EXERCISE INPUT
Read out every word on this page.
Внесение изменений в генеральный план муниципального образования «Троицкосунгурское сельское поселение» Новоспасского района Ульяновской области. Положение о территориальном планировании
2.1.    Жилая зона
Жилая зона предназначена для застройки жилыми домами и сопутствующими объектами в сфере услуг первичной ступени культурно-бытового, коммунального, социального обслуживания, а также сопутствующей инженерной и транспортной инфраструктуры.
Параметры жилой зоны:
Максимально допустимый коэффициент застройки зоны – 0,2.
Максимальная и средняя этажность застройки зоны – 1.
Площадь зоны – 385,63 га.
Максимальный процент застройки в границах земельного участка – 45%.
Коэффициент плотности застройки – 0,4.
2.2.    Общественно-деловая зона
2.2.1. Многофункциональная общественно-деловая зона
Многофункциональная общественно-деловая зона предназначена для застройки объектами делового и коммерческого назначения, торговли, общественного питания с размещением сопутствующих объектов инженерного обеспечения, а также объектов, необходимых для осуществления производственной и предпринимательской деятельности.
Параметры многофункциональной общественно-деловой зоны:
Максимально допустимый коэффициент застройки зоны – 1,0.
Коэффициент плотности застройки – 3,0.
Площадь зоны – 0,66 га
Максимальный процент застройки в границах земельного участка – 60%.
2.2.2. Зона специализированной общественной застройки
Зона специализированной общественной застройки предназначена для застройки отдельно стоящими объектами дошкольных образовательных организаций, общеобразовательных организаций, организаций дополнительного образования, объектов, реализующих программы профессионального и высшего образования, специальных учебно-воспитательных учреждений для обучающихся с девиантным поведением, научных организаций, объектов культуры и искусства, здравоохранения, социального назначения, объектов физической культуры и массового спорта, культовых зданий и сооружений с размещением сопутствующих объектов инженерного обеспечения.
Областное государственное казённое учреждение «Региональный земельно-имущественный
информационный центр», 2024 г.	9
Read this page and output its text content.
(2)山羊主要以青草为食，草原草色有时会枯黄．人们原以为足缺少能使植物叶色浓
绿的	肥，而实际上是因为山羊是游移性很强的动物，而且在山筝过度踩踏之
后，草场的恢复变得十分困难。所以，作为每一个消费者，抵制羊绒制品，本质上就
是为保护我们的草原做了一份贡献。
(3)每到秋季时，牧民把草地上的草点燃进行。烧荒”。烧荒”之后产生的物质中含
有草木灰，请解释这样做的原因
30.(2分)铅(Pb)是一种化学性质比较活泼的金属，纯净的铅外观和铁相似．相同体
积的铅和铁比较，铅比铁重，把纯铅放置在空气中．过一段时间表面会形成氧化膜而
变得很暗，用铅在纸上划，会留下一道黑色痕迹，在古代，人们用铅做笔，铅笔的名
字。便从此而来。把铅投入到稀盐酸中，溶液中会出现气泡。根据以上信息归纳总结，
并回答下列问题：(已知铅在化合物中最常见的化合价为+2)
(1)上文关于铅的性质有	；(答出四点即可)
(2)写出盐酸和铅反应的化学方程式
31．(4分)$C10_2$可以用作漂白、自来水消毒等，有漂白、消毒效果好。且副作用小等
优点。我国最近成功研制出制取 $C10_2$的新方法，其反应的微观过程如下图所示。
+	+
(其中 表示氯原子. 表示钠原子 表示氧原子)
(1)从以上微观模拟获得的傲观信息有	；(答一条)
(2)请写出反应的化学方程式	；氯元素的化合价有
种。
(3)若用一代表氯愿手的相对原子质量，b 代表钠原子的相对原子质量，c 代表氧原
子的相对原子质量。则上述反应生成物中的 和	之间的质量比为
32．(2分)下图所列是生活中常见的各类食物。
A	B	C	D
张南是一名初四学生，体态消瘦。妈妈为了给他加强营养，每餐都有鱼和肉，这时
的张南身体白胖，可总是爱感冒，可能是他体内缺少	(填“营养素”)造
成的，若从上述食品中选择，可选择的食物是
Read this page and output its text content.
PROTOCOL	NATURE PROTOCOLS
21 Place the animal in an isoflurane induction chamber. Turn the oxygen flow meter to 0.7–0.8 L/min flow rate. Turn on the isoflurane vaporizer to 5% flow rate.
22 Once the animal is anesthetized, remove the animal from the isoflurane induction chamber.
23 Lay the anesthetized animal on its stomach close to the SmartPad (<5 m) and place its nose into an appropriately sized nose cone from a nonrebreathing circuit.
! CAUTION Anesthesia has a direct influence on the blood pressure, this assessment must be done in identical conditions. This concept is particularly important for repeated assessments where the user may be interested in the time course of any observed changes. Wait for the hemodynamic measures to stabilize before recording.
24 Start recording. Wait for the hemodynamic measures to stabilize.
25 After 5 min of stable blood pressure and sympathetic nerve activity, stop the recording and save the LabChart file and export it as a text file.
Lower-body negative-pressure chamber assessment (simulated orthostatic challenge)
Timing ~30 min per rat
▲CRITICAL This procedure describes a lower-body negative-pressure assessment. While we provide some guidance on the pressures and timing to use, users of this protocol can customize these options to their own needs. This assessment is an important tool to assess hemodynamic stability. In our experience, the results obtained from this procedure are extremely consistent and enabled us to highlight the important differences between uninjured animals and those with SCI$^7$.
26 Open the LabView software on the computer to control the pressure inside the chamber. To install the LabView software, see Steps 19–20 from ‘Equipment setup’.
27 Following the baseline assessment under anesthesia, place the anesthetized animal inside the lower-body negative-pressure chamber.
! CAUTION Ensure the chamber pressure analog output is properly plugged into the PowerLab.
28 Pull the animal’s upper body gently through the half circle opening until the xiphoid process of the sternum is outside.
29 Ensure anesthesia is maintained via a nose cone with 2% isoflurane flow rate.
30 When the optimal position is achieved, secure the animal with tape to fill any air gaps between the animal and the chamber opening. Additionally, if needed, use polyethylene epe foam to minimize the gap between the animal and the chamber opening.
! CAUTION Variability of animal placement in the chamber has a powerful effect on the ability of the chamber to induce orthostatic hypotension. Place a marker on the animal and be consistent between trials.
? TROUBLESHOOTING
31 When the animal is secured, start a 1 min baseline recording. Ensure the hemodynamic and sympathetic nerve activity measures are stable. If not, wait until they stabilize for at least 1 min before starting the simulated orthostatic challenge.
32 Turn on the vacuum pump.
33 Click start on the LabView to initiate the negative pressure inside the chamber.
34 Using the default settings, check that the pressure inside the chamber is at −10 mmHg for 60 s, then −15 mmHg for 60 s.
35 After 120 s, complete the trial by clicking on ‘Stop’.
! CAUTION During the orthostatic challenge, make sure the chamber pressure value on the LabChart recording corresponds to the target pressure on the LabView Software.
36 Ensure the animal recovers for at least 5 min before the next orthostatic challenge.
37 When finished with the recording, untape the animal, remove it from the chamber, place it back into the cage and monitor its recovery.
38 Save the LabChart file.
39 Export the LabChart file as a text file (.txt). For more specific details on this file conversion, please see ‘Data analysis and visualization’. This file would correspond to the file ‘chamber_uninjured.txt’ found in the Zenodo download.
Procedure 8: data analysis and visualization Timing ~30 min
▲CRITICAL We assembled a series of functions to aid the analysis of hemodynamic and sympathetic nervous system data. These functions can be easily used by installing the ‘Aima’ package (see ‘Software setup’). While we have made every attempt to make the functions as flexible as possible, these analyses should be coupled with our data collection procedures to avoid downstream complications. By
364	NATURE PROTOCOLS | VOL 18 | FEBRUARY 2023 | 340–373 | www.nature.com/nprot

INSTRUCTIONS TO FOLLOW
Output each record precisely as given.

OUTPUT BELOW
Read out every word on this page.
Внесение изменений в генеральный план муниципального образования «Троицкосунгурское сельское поселение» Новоспасского района Ульяновской области. Положение о территориальном планировании
2.1.    Жилая зона
Жилая зона предназначена для застройки жилыми домами и сопутствующими объектами в сфере услуг первичной ступени культурно-бытового, коммунального, социального обслуживания, а также сопутствующей инженерной и транспортной инфраструктуры.
Параметры жилой зоны:
Максимально допустимый коэффициент застройки зоны – 0,2.
Максимальная и средняя этажность застройки зоны – 1.
Площадь зоны – 385,63 га.
Максимальный процент застройки в границах земельного участка – 45%.
Коэффициент плотности застройки – 0,4.
2.2.    Общественно-деловая зона
2.2.1. Многофункциональная общественно-деловая зона
Многофункциональная общественно-деловая зона предназначена для застройки объектами делового и коммерческого назначения, торговли, общественного питания с размещением сопутствующих объектов инженерного обеспечения, а также объектов, необходимых для осуществления производственной и предпринимательской деятельности.
Параметры многофункциональной общественно-деловой зоны:
Максимально допустимый коэффициент застройки зоны – 1,0.
Коэффициент плотности застройки – 3,0.
Площадь зоны – 0,66 га
Максимальный процент застройки в границах земельного участка – 60%.
2.2.2. Зона специализированной общественной застройки
Зона специализированной общественной застройки предназначена для застройки отдельно стоящими объектами дошкольных образовательных организаций, общеобразовательных организаций, организаций дополнительного образования, объектов, реализующих программы профессионального и высшего образования, специальных учебно-воспитательных учреждений для обучающихся с девиантным поведением, научных организаций, объектов культуры и искусства, здравоохранения, социального назначения, объектов физической культуры и массового спорта, культовых зданий и сооружений с размещением сопутствующих объектов инженерного обеспечения.
Областное государственное казённое учреждение «Региональный земельно-имущественный
информационный центр», 2024 г.	9
Read this page and output its text content.
(2)山羊主要以青草为食，草原草色有时会枯黄．人们原以为足缺少能使植物叶色浓
绿的	肥，而实际上是因为山羊是游移性很强的动物，而且在山筝过度踩踏之
后，草场的恢复变得十分困难。所以，作为每一个消费者，抵制羊绒制品，本质上就
是为保护我们的草原做了一份贡献。
(3)每到秋季时，牧民把草地上的草点燃进行。烧荒”。烧荒”之后产生的物质中含
有草木灰，请解释这样做的原因
30.(2分)铅(Pb)是一种化学性质比较活泼的金属，纯净的铅外观和铁相似．相同体
积的铅和铁比较，铅比铁重，把纯铅放置在空气中．过一段时间表面会形成氧化膜而
变得很暗，用铅在纸上划，会留下一道黑色痕迹，在古代，人们用铅做笔，铅笔的名
字。便从此而来。把铅投入到稀盐酸中，溶液中会出现气泡。根据以上信息归纳总结，
并回答下列问题：(已知铅在化合物中最常见的化合价为+2)
(1)上文关于铅的性质有	；(答出四点即可)
(2)写出盐酸和铅反应的化学方程式
31．(4分)$C10_2$可以用作漂白、自来水消毒等，有漂白、消毒效果好。且副作用小等
优点。我国最近成功研制出制取 $C10_2$的新方法，其反应的微观过程如下图所示。
+	+
(其中 表示氯原子. 表示钠原子 表示氧原子)
(1)从以上微观模拟获得的傲观信息有	；(答一条)
(2)请写出反应的化学方程式	；氯元素的化合价有
种。
(3)若用一代表氯愿手的相对原子质量，b 代表钠原子的相对原子质量，c 代表氧原
子的相对原子质量。则上述反应生成物中的 和	之间的质量比为
32．(2分)下图所列是生活中常见的各类食物。
A	B	C	D
张南是一名初四学生，体态消瘦。妈妈为了给他加强营养，每餐都有鱼和肉，这时
的张南身体白胖，可总是爱感冒，可能是他体内缺少	(填“营养素”)造
成的，若从上述食品中选择，可选择的食物是
Read this page and output its text content.
PROTOCOL	NATURE PROTOCOLS
21 Place the animal in an isoflurane induction chamber. Turn the oxygen flow meter to 0.7–0.8 L/min flow rate. Turn on the isoflurane vaporizer to 5% flow rate.
22 Once the animal is anesthetized, remove the animal from the isoflurane induction chamber.
23 Lay the anesthetized animal on its stomach close to the SmartPad (<5 m) and place its nose into an appropriately sized nose cone from a nonrebreathing circuit.
! CAUTION Anesthesia has a direct influence on the blood pressure, this assessment must be done in identical conditions. This concept is particularly important for repeated assessments where the user may be interested in the time course of any observed changes. Wait for the hemodynamic measures to stabilize before recording.
24 Start recording. Wait for the hemodynamic measures to stabilize.
25 After 5 min of stable blood pressure and sympathetic nerve activity, stop the recording and save the LabChart file and export it as a text file.
Lower-body negative-pressure chamber assessment (simulated orthostatic challenge)
Timing ~30 min per rat
▲CRITICAL This procedure describes a lower-body negative-pressure assessment. While we provide some guidance on the pressures and timing to use, users of this protocol can customize these options to their own needs. This assessment is an important tool to assess hemodynamic stability. In our experience, the results obtained from this procedure are extremely consistent and enabled us to highlight the important differences between uninjured animals and those with SCI$^7$.
26 Open the LabView software on the computer to control the pressure inside the chamber. To install the LabView software, see Steps 19–20 from ‘Equipment setup’.
27 Following the baseline assessment under anesthesia, place the anesthetized animal inside the lower-body negative-pressure chamber.
! CAUTION Ensure the chamber pressure analog output is properly plugged into the PowerLab.
28 Pull the animal’s upper body gently through the half circle opening until the xiphoid process of the sternum is outside.
29 Ensure anesthesia is maintained via a nose cone with 2% isoflurane flow rate.
30 When the optimal position is achieved, secure the animal with tape to fill any air gaps between the animal and the chamber opening. Additionally, if needed, use polyethylene epe foam to minimize the gap between the animal and the chamber opening.
! CAUTION Variability of animal placement in the chamber has a powerful effect on the ability of the chamber to induce orthostatic hypotension. Place a marker on the animal and be consistent between trials.
? TROUBLESHOOTING
31 When the animal is secured, start a 1 min baseline recording. Ensure the hemodynamic and sympathetic nerve activity measures are stable. If not, wait until they stabilize for at least 1 min before starting the simulated orthostatic challenge.
32 Turn on the vacuum pump.
33 Click start on the LabView to initiate the negative pressure inside the chamber.
34 Using the default settings, check that the pressure inside the chamber is at −10 mmHg for 60 s, then −15 mmHg for 60 s.
35 After 120 s, complete the trial by clicking on ‘Stop’.
! CAUTION During the orthostatic challenge, make sure the chamber pressure value on the LabChart recording corresponds to the target pressure on the LabView Software.
36 Ensure the animal recovers for at least 5 min before the next orthostatic challenge.
37 When finished with the recording, untape the animal, remove it from the chamber, place it back into the cage and monitor its recovery.
38 Save the LabChart file.
39 Export the LabChart file as a text file (.txt). For more specific details on this file conversion, please see ‘Data analysis and visualization’. This file would correspond to the file ‘chamber_uninjured.txt’ found in the Zenodo download.
Procedure 8: data analysis and visualization Timing ~30 min
▲CRITICAL We assembled a series of functions to aid the analysis of hemodynamic and sympathetic nervous system data. These functions can be easily used by installing the ‘Aima’ package (see ‘Software setup’). While we have made every attempt to make the functions as flexible as possible, these analyses should be coupled with our data collection procedures to avoid downstream complications. By
364	NATURE PROTOCOLS | VOL 18 | FEBRUARY 2023 | 340–373 | www.nature.com/nprot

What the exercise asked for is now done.